#### Task brief:
Take each line that has the word "della" and return it.
__________
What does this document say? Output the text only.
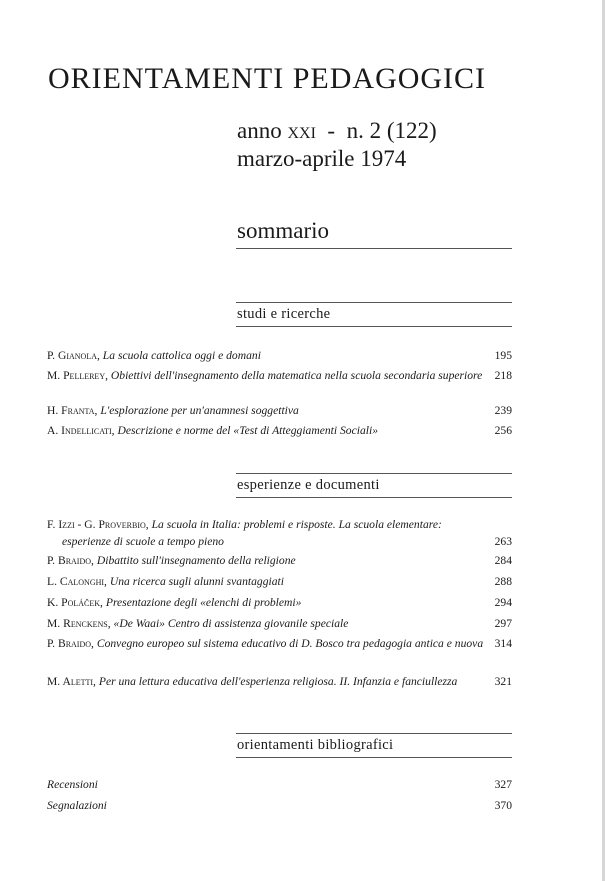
ORIENTAMENTI PEDAGOGICI
anno xxi - n. 2 (122)
marzo-aprile 1974
sommario
studi e ricerche
P. Gianola, La scuola cattolica oggi e domani	195
M. Pellerey, Obiettivi dell'insegnamento della matematica nella scuola secondaria superiore	218
H. Franta, L'esplorazione per un'anamnesi soggettiva	239
A. Indellicati, Descrizione e norme del «Test di Atteggiamenti Sociali»	256
esperienze e documenti
F. Izzi - G. Proverbio, La scuola in Italia: problemi e risposte. La scuola elementare: esperienze di scuole a tempo pieno	263
P. Braido, Dibattito sull'insegnamento della religione	284
L. Calonghi, Una ricerca sugli alunni svantaggiati	288
K. Poláček, Presentazione degli «elenchi di problemi»	294
M. Renckens, «De Waai» Centro di assistenza giovanile speciale	297
P. Braido, Convegno europeo sul sistema educativo di D. Bosco tra pedagogia antica e nuova 314
M. Aletti, Per una lettura educativa dell'esperienza religiosa. II. Infanzia e fanciullezza	321
orientamenti bibliografici
Recensioni	327
Segnalazioni	370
__________
#### Result of this task:
M. Pellerey, Obiettivi dell'insegnamento della matematica nella scuola secondaria superiore	218
P. Braido, Dibattito sull'insegnamento della religione	284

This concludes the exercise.